▶

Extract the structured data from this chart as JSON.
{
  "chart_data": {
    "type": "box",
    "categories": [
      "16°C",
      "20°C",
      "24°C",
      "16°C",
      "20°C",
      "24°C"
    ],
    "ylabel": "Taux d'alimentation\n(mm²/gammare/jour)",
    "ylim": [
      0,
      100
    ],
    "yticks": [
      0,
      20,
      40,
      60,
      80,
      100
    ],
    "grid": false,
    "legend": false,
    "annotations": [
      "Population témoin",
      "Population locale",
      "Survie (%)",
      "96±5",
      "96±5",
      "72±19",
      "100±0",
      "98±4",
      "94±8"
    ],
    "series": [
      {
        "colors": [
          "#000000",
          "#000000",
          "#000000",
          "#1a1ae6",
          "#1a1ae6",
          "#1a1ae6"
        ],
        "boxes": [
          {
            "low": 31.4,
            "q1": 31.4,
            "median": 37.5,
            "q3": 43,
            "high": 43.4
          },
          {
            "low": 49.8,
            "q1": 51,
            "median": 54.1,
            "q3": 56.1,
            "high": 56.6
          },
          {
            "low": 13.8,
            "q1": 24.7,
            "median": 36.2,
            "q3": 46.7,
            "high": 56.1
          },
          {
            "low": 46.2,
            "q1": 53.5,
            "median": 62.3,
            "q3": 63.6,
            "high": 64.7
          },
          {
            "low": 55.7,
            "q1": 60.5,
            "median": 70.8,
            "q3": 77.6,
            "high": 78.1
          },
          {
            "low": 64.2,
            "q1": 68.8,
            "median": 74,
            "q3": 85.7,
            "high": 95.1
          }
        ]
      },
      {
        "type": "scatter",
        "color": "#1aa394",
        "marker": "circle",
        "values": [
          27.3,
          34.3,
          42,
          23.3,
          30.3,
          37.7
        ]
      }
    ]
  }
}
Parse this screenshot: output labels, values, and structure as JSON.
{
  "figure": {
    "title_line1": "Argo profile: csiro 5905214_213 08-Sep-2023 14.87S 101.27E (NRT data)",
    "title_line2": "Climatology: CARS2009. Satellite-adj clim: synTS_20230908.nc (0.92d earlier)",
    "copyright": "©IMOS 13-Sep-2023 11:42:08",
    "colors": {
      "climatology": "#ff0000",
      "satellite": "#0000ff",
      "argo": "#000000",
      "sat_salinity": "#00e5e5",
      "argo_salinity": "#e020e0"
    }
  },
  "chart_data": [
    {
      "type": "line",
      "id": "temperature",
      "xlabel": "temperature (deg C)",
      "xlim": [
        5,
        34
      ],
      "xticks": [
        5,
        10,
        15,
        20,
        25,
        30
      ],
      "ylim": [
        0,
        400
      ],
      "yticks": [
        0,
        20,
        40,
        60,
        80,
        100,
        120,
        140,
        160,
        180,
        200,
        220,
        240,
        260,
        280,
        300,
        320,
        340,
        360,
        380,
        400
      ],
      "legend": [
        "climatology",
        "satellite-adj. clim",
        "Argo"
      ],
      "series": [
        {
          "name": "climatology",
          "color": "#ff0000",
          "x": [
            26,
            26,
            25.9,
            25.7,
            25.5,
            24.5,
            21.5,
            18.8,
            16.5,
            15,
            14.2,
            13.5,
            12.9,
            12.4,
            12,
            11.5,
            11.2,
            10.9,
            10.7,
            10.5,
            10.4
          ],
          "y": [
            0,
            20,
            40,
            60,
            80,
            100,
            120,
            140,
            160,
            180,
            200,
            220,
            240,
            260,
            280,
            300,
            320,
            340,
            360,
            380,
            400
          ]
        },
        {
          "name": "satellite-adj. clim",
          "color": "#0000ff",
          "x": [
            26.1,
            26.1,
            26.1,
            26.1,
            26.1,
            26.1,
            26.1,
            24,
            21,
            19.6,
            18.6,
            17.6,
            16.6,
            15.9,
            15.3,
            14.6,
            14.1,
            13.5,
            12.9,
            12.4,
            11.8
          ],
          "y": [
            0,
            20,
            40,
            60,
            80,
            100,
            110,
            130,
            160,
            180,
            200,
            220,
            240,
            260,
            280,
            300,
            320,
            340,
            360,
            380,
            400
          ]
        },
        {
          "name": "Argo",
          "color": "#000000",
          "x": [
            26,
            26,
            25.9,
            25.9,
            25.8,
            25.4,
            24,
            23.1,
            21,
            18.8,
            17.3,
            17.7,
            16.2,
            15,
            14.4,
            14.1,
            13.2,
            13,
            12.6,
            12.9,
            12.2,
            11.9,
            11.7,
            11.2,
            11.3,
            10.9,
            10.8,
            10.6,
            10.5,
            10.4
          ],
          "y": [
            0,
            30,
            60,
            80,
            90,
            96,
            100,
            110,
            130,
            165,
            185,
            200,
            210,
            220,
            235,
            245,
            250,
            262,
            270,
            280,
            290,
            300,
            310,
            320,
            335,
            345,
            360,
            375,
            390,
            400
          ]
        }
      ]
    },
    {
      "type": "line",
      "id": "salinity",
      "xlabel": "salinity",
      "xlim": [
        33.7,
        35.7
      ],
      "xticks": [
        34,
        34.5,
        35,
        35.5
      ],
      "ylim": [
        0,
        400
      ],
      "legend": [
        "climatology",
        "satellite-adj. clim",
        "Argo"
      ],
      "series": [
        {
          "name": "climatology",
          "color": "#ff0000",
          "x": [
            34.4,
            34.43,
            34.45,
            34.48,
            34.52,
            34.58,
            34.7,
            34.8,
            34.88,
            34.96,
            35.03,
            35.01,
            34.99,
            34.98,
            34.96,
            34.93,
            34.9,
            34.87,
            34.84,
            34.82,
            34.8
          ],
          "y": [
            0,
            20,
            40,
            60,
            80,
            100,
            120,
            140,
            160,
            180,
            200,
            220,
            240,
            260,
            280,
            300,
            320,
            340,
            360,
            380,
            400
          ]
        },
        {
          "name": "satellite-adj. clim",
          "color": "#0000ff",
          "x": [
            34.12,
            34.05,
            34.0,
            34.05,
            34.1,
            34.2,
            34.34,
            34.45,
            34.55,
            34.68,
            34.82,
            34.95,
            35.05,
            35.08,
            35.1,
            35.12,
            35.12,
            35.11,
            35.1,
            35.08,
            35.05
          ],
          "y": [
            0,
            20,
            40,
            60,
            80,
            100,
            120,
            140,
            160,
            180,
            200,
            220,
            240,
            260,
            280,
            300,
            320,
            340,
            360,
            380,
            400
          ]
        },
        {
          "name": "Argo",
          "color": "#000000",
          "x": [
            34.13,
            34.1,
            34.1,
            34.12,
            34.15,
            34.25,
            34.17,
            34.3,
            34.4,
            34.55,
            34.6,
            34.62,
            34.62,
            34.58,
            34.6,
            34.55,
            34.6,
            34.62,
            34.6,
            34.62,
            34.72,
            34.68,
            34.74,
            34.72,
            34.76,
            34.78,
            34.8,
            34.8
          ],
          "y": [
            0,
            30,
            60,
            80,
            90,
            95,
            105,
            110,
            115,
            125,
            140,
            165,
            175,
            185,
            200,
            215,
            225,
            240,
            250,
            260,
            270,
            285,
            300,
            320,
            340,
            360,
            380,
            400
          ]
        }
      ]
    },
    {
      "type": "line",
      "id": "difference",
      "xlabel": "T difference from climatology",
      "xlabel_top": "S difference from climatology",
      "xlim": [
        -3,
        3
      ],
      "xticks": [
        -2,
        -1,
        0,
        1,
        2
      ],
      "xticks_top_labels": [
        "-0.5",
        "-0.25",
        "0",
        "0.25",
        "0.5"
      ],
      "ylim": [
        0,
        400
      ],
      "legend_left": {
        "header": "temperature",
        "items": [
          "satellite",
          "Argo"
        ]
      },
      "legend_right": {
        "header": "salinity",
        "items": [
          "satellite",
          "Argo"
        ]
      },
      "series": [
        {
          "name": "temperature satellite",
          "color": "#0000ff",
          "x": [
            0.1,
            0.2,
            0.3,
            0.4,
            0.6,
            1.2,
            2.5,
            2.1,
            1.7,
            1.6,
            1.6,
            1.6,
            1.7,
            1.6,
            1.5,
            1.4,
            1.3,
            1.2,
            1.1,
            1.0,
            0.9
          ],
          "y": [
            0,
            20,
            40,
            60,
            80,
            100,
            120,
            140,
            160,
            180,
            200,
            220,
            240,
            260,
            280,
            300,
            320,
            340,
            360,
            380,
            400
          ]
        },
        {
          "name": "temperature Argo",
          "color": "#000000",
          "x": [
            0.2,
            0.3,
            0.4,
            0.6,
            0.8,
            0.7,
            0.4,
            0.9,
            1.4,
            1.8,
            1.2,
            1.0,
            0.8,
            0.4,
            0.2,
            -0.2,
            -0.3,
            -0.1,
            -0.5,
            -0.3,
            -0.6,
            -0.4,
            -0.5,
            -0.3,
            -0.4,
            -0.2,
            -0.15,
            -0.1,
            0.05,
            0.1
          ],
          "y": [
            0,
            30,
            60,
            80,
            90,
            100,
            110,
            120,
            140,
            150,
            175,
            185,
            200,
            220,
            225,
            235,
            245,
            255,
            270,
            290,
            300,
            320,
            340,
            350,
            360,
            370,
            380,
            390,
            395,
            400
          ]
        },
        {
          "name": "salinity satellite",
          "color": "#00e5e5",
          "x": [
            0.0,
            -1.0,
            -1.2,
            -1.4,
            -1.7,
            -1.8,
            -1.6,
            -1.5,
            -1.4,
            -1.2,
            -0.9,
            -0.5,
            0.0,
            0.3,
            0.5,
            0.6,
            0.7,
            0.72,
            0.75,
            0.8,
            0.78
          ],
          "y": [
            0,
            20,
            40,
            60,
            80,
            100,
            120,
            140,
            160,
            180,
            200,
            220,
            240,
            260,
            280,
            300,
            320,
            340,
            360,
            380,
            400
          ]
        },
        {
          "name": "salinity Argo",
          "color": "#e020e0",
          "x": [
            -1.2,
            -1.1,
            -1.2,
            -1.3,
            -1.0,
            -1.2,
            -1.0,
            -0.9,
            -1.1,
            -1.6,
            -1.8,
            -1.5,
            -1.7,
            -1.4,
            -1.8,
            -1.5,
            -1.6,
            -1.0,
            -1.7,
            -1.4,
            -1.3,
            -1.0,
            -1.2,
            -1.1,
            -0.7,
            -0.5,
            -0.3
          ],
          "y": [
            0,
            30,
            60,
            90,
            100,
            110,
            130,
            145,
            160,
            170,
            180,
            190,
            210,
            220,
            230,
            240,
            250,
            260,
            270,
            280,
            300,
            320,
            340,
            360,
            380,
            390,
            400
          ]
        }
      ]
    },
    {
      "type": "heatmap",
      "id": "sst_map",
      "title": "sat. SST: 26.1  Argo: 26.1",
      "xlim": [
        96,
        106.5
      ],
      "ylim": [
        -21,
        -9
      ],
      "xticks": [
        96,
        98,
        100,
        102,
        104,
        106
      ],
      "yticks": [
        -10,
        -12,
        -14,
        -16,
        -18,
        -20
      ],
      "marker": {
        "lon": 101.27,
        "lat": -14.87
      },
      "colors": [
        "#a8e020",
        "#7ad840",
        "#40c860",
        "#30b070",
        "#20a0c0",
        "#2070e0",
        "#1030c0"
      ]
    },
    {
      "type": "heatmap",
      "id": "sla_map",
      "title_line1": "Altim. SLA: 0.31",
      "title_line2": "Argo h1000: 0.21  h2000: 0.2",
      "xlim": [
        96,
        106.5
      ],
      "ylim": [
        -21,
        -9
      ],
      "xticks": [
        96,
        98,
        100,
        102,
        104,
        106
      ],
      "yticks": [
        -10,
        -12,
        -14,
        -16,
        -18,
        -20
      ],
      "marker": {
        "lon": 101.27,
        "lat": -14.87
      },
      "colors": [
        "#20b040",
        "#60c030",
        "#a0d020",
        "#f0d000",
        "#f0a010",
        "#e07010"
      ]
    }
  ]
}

◀

Problem: Scan the records for the string "high". Copy each line in which it appears.

Reply:
            "high": 43.4
            "high": 56.6
            "high": 56.1
            "high": 64.7
            "high": 78.1
            "high": 95.1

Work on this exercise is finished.